Saved data entries:
· · ·

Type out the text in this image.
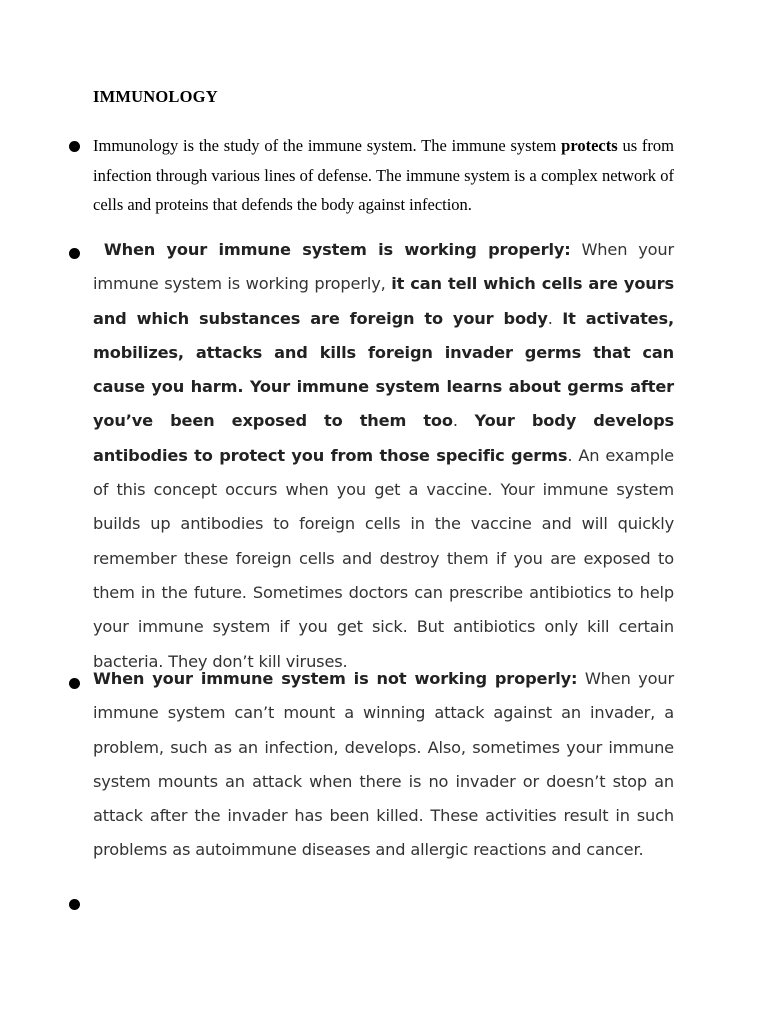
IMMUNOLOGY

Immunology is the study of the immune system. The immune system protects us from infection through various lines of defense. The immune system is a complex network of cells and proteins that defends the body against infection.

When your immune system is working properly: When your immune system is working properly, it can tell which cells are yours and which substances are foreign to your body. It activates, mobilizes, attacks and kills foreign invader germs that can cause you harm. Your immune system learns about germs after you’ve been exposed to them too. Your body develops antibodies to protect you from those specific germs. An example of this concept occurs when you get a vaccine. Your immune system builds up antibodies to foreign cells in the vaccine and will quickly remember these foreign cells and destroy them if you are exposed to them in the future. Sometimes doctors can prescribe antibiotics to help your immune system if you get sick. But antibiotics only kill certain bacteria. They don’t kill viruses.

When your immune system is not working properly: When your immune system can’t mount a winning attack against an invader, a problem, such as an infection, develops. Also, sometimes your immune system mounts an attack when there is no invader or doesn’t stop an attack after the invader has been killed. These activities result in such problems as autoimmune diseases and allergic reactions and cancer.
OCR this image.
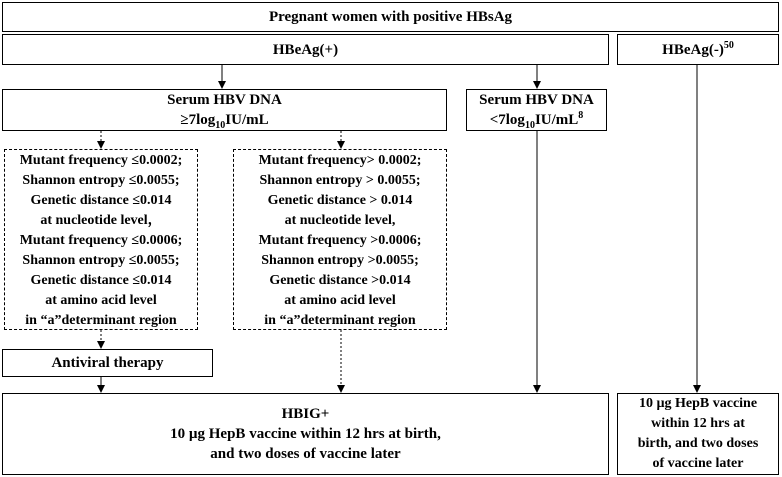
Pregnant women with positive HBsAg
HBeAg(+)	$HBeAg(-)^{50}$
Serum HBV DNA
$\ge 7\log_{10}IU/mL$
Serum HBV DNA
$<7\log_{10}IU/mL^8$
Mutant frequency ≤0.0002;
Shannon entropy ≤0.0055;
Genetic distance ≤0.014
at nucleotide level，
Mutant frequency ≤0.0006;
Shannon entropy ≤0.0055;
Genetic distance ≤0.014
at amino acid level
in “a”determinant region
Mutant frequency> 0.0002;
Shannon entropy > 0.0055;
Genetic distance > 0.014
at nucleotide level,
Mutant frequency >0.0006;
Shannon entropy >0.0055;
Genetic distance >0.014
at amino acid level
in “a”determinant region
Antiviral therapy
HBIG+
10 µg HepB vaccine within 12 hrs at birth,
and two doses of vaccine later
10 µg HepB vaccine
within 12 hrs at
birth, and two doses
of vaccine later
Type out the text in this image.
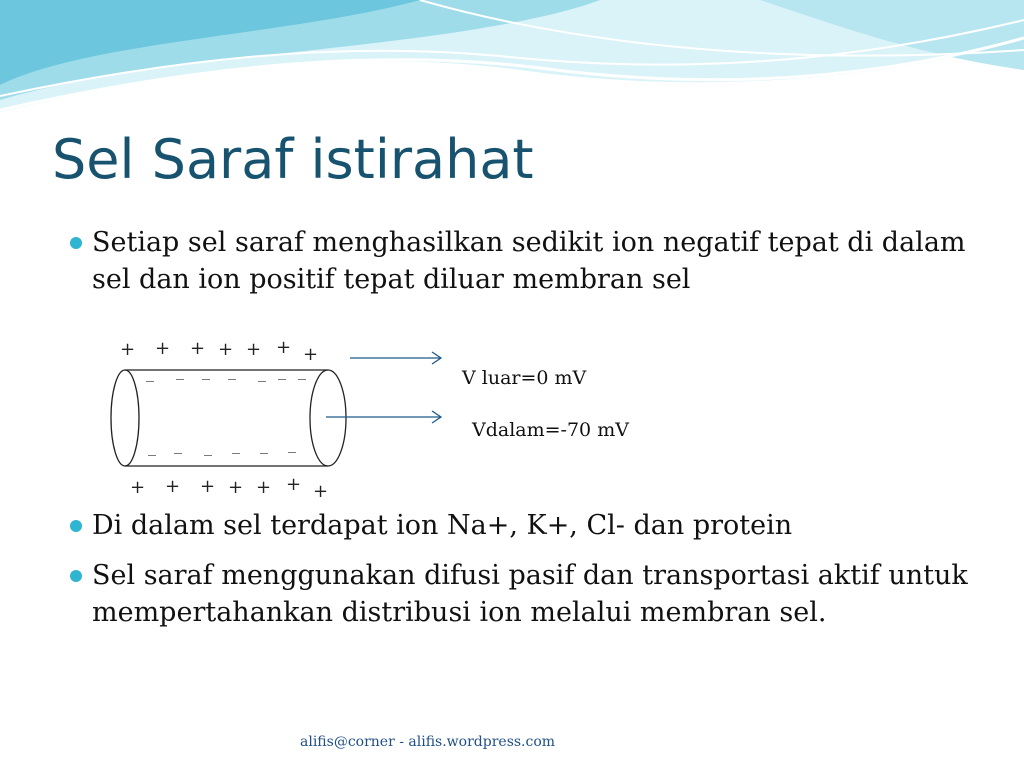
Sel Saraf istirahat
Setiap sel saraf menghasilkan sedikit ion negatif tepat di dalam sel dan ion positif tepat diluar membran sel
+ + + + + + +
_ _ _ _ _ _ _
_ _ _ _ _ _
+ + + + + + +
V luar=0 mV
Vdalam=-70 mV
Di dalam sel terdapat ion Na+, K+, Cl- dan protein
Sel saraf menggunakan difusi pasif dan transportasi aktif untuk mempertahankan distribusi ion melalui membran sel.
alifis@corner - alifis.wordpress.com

· · ·

Goal of the exercise ▸ Show all lines above holding the word "entropy".

Written reply ▸
Shannon entropy ≤0.0055;
Shannon entropy ≤0.0055;
Shannon entropy > 0.0055;
Shannon entropy >0.0055;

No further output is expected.